● **Questions on the material**
[1] Decide whether each statement agrees with the Rally for Peace article, answering yes or no and quoting the words from the article that settle it: (a) The rally took place at North Chicago High School on Feb. 9. (b) Shawntrell Hayes was killed during a home invasion. (c) Evelyn Chenier emceed the rally.
[2] Write the next part of the Rally for Peace article, starting after the paragraph that quotes Caples addressing the crowd.
--- Provided passage Enclosed Below ---
Brianna Hayes Duncan holds her baby while her mother, Tina Hayes, talks about the impact of gun violence. (Sue Masaracchia-Roberts)
Brianna Hayes Duncan holds her baby while her mother, Tina Hayes, talks about the impact of gun violence. (Sue Masaracchia-Roberts)

Kajuan Hodge, of North Chicago, lost his mother, his brother, his sister and two cousins to gang violence and random gunfire. Shawntrell Hayes was gunned down in broad daylight at a Burger King in Waukegan. Nardo Usher was murdered during a home invasion while protecting his girlfriend and her children.

Much like how 15-year-old Haydia Pendelton of Chicago was gunned down Jan. 29 after participating in the president's inauguration, these and many others have died needlessly due to guns, gangs and misdirected fire. Many are from Lake County neighborhoods.

To raise awareness, Family First Center of Lake County in conjunction with its subsidiary CeaseFire program led a Rally for Peace event at North Chicago High School Feb. 9, the same day Pendelton was buried.

The rally, emceed by Deric Caples, was as much about bringing an awareness of the impact of gang violence as it was a faith-based tribute to those whose lives had been taken and a portrait of the impact on those left behind. The rally also served as a testament to the pervasive hope that this senseless violence can be stopped.

“To raise awareness of these victims of violent crimes and gang actions,  [we want] to spearhead people to be responsible for themselves and their neighborhoods and to prevent further violence," said Evelyn Chenier, executive director Family First Center of Lake County. “We need a time-out for young people being senselessly killed."

Caples addressed the crowd of several hundred at the rally saying, "We are speaking out every way we know. We will either go up together or we go down together. Instead of people dying every day through armed violence, there is a better way to solve problems.”
--- End of Enclosed Provided passage ---
--- Data provided Enclosed Below ---
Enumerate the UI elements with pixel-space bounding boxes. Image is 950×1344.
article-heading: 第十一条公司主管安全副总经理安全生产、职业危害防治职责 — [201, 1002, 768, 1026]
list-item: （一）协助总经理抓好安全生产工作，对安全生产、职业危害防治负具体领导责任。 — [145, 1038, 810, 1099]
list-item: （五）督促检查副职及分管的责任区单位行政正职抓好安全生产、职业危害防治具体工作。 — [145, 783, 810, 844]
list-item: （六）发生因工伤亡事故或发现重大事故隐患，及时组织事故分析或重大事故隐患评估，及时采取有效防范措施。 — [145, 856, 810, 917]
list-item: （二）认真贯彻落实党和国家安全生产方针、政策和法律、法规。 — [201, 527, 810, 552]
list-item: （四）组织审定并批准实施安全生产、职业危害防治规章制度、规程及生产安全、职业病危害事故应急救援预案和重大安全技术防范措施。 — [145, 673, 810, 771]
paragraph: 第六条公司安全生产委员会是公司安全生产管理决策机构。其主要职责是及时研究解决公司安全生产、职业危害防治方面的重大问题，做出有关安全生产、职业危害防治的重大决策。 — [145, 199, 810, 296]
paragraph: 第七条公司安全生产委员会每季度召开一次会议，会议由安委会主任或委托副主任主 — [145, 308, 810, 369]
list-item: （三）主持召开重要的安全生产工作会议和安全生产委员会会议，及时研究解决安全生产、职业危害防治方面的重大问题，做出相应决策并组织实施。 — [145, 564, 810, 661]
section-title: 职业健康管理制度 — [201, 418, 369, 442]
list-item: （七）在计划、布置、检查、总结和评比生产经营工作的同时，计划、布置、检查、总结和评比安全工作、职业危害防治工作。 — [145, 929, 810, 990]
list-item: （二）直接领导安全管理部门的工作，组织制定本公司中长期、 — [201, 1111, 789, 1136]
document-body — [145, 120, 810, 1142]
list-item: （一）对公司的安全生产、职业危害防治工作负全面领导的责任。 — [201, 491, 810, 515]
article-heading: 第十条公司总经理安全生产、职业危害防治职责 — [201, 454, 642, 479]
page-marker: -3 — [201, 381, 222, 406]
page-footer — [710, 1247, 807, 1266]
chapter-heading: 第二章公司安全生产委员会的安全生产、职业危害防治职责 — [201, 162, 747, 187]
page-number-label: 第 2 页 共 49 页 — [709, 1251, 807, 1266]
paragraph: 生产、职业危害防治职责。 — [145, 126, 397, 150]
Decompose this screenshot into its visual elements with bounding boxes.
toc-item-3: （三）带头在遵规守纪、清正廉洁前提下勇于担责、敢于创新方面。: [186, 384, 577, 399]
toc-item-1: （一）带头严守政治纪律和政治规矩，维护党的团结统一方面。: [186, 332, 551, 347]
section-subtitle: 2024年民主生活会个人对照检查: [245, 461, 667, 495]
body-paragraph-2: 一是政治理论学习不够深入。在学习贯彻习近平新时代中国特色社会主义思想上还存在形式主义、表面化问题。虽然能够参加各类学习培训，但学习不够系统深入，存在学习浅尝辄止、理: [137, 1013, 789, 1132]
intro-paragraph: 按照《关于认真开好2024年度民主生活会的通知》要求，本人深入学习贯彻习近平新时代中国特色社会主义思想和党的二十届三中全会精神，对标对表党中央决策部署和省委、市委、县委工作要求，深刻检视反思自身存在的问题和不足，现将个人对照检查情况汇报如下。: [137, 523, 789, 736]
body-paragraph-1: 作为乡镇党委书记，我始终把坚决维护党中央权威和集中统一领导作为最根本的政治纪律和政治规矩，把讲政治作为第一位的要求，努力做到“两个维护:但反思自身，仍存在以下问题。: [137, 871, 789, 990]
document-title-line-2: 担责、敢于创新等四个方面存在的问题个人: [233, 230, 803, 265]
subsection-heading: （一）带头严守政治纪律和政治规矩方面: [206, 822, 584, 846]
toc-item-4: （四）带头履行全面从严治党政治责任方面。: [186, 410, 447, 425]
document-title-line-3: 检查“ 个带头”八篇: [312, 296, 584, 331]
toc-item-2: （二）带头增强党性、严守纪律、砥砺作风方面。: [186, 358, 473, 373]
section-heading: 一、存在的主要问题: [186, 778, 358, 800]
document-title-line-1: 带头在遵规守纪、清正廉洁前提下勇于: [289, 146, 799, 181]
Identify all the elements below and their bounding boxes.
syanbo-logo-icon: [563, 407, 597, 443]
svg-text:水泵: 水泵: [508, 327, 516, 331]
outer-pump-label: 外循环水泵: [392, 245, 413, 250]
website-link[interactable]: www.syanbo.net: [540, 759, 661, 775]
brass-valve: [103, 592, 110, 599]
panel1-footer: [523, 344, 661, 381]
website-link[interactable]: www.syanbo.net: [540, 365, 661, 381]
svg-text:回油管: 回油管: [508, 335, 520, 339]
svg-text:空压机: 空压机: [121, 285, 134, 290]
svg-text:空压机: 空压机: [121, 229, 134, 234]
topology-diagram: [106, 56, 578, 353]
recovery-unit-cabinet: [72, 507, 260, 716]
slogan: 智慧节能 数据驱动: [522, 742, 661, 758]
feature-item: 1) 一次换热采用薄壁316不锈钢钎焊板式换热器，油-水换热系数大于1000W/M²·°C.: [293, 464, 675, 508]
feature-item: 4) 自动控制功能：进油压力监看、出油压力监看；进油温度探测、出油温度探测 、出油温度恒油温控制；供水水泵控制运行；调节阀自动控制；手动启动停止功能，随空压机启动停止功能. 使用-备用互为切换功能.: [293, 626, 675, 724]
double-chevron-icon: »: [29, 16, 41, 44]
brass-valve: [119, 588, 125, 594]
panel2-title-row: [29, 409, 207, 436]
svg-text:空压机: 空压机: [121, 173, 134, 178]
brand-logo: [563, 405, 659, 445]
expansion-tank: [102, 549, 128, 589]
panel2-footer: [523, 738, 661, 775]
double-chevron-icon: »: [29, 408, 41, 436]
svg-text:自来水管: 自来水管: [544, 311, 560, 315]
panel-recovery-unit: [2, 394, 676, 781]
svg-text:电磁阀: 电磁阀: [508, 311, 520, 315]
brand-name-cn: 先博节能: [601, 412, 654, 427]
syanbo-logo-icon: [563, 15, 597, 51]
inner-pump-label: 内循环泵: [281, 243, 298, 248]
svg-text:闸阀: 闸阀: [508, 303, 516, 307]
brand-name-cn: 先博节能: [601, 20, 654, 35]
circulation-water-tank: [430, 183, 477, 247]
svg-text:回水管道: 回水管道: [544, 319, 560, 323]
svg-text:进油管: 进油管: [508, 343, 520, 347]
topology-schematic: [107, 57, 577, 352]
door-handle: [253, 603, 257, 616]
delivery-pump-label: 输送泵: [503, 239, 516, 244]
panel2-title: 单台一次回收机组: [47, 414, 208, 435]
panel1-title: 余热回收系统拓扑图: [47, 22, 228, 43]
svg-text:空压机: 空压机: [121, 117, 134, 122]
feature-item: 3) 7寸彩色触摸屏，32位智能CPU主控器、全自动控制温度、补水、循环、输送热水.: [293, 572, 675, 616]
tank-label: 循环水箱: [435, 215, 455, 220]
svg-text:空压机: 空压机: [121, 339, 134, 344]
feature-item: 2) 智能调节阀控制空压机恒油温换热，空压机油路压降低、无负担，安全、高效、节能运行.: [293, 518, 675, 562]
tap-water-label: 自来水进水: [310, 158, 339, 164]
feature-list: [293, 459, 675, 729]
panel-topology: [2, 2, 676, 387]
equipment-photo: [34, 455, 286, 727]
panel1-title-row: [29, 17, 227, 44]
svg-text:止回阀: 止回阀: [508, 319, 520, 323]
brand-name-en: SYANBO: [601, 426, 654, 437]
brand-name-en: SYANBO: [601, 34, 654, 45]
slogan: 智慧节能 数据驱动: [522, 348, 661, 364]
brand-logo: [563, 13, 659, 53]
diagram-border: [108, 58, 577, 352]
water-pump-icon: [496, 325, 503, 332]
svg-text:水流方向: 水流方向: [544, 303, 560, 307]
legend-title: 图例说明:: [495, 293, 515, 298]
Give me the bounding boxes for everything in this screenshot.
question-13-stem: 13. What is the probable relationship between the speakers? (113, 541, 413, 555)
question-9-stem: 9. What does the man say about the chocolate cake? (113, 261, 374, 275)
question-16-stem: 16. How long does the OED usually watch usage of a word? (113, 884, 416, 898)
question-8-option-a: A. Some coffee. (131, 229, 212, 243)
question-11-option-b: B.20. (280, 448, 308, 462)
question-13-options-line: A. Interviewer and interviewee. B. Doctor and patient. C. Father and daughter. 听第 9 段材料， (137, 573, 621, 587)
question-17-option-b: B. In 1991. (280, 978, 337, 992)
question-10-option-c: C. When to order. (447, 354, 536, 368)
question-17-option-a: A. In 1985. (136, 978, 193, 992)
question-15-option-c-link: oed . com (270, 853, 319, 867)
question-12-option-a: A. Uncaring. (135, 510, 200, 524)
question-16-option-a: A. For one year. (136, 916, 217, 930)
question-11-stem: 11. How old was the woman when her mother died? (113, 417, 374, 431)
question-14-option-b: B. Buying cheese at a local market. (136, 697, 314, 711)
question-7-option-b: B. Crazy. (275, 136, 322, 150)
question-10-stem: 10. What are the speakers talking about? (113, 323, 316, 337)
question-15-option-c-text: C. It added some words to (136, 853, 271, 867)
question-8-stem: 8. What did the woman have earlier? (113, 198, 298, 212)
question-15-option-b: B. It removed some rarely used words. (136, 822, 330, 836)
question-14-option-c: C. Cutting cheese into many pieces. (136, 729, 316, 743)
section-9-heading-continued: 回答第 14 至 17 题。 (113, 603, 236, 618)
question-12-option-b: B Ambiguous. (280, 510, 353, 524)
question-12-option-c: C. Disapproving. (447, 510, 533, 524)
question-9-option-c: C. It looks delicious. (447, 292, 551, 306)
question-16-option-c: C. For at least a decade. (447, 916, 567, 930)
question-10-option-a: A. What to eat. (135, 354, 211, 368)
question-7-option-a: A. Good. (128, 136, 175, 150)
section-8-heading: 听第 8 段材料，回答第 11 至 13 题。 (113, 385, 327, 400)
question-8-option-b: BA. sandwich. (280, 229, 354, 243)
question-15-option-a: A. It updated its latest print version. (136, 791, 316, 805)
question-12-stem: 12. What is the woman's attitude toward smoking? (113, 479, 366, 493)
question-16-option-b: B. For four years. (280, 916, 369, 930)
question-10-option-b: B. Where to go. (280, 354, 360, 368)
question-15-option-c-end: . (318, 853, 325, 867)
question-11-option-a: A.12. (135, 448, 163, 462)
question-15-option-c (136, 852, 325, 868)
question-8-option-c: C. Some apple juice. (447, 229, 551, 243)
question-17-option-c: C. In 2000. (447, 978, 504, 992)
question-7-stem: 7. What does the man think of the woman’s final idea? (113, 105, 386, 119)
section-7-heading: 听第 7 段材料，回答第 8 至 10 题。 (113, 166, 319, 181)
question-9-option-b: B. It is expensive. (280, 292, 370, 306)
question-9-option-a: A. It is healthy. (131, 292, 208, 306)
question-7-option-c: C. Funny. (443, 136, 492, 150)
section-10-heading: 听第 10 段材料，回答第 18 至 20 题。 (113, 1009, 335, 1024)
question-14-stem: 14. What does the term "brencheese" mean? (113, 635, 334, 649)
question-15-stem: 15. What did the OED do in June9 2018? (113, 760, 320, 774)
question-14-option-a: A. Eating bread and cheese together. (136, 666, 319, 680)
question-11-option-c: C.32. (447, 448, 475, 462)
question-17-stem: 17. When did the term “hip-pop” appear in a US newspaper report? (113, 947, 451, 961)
--- End of Enclosed Data provided ---
● **Your written answers**
[1]
(a) Yes: "led a Rally for Peace event at North Chicago High School Feb. 9"
(b) No: "Shawntrell Hayes was gunned down in broad daylight at a Burger King in Waukegan."
(c) No: "The rally, emceed by Deric Caples"

[2]
During the event, members from CeaseFire discussed the problems of gang warfare on stage in front of an empty casket.

Politicians attending promised to help alleviate gun violence and ensure funding for CeaseFire’s work while prayers, music, drama and rap were presented by local groups, including the North Chicago High School Band, Choir and Pom Pom teams. All shared the common theme of unnecessary loss and pain.  Most poignant were the testimonials from the families who had lost a member like Brianna Hayes, who sang a soulful song about the loss of her brother Shawntrell and bemoaned the loss of a protective community.

“When we grew up,” said Hayes, “the neighbors got us if we did something wrong and then our parents got us when they got home. We need to stop telling our neighbors and others not to chastise our kids. It takes a village to raise our community.”  She also observed, “We all line up for Jordon [athletic shoes], but why don’t we line up to stop the violence? CeaseFire can make that easier to do.”   

CeaseFire is an antiviolence program and initiative of the Chicago Project for Violence Prevention housed by the Family First Center of Lake County. Its goal is to reduce street violence by using outreach workers – themselves often former gang members and felons – to interrupt potentially violent situations. These “interrupters” work on the streets to mediate gang conflicts and prevent retaliatory shootings.  Having been part of the gang culture, CeaseFire members understand why kids join, why they stay in and how they can escape the influence of gangs.

CeaseFire member Andre Warship called gang life a contradictive lifestyle. “Gangs will shoot you for your shoes,” he said, “but they won’t tell on you if you shoot [someone].”

He said his life changed after his time in prison. “I knew about the goings on taking place on the streets and how to prevent it. I did this for my mom, my grandma and my family.” Now he is working on the streets in hopes that one day his organization will no longer be necessary. “How will we help others to get where we are if we don’t tell them where we were? Today is the time to dictate our own peace, to come together as a community and communicate.”
“Something must change for change to happen,” said one of the speakers, Pastor Joshua Randolph. “We need to walk hand in hand and say enough is enough so all who died did not die in vain.”